Pick out each line of the records that includes the string "These", and copy it.

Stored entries
# # # # # # #

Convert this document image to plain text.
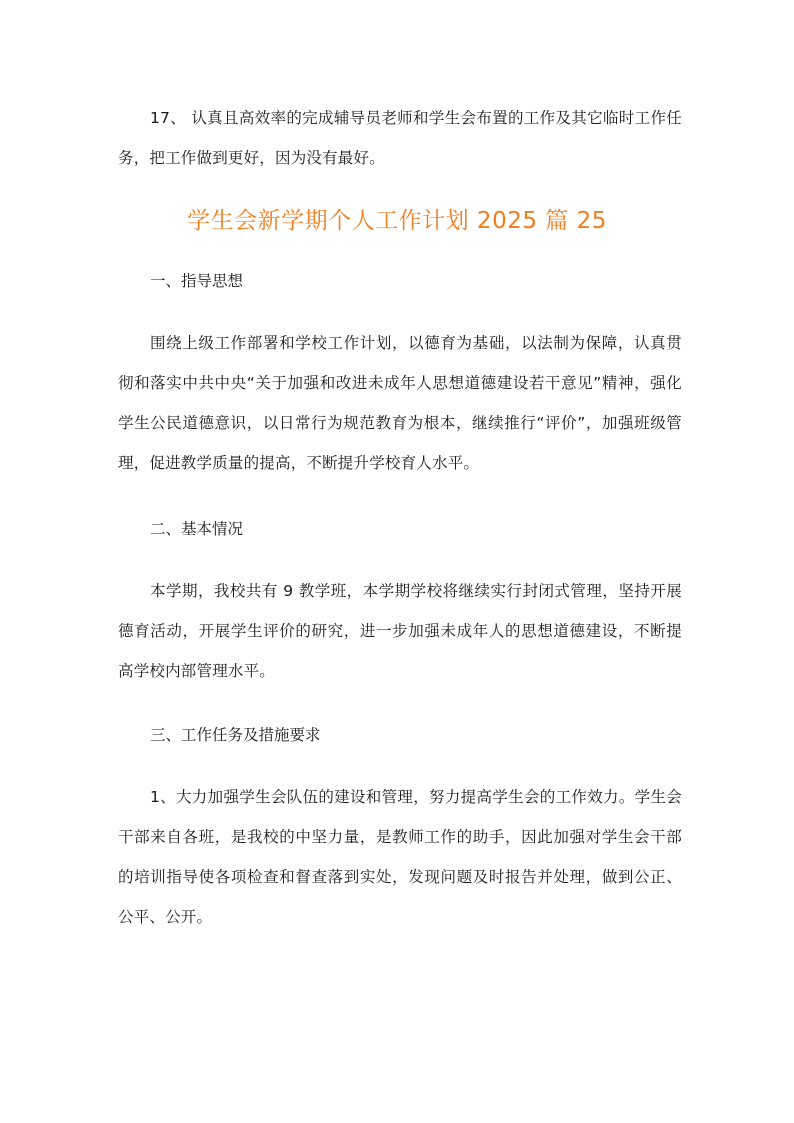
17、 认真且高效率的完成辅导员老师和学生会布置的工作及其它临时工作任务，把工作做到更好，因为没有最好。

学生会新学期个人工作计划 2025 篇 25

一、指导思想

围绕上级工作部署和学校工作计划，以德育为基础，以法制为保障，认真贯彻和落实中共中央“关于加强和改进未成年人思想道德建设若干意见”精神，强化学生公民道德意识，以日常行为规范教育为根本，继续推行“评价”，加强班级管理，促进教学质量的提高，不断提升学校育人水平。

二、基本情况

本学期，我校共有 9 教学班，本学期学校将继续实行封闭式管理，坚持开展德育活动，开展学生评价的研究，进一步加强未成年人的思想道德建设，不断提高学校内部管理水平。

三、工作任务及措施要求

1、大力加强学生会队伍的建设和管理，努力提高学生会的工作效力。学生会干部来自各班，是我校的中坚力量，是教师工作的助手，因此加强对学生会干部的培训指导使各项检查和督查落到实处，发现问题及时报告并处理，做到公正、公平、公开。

# # # # # # #

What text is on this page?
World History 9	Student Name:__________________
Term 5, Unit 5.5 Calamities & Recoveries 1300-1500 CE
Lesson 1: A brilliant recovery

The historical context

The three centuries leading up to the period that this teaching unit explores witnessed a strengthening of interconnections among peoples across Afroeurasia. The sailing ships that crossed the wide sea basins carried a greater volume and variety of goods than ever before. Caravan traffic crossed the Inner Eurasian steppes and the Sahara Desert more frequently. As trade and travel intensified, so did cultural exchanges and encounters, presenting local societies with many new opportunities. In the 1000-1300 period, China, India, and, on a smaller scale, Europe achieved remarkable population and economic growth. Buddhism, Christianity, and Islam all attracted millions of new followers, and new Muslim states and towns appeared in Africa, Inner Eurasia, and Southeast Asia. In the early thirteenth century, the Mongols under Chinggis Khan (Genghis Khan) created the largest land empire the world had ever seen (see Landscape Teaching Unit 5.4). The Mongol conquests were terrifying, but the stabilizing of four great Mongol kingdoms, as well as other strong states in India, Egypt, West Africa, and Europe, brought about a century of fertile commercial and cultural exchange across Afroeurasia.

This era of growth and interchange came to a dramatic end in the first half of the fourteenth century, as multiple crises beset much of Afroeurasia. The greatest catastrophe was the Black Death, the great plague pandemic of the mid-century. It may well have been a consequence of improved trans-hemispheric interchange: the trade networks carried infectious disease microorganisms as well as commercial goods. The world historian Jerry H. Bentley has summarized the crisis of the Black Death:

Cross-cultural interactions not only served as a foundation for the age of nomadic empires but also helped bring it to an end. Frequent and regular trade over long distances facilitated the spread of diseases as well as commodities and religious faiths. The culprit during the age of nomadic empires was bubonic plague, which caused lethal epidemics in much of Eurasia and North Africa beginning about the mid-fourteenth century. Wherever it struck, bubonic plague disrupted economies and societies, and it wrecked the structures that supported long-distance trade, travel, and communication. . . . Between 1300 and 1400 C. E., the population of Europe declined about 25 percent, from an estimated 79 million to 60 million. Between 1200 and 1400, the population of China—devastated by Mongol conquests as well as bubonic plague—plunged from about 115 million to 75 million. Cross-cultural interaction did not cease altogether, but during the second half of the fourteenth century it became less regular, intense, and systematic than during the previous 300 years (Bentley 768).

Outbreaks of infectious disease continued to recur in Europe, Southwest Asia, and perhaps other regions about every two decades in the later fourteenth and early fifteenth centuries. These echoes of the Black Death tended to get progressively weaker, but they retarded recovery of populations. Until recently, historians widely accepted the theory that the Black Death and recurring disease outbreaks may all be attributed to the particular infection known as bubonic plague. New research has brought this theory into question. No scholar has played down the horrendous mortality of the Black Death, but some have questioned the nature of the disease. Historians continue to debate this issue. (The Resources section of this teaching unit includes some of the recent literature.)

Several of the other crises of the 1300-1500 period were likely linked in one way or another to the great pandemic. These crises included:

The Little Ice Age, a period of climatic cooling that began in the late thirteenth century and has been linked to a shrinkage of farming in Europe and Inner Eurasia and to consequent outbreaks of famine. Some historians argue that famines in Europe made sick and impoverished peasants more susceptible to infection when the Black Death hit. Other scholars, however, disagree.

# # # # # # #

## [RESPONSE BELOW]
Outbreaks of infectious disease continued to recur in Europe, Southwest Asia, and perhaps other regions about every two decades in the later fourteenth and early fifteenth centuries. These echoes of the Black Death tended to get progressively weaker, but they retarded recovery of populations. Until recently, historians widely accepted the theory that the Black Death and recurring disease outbreaks may all be attributed to the particular infection known as bubonic plague. New research has brought this theory into question. No scholar has played down the horrendous mortality of the Black Death, but some have questioned the nature of the disease. Historians continue to debate this issue. (The Resources section of this teaching unit includes some of the recent literature.)
Several of the other crises of the 1300-1500 period were likely linked in one way or another to the great pandemic. These crises included:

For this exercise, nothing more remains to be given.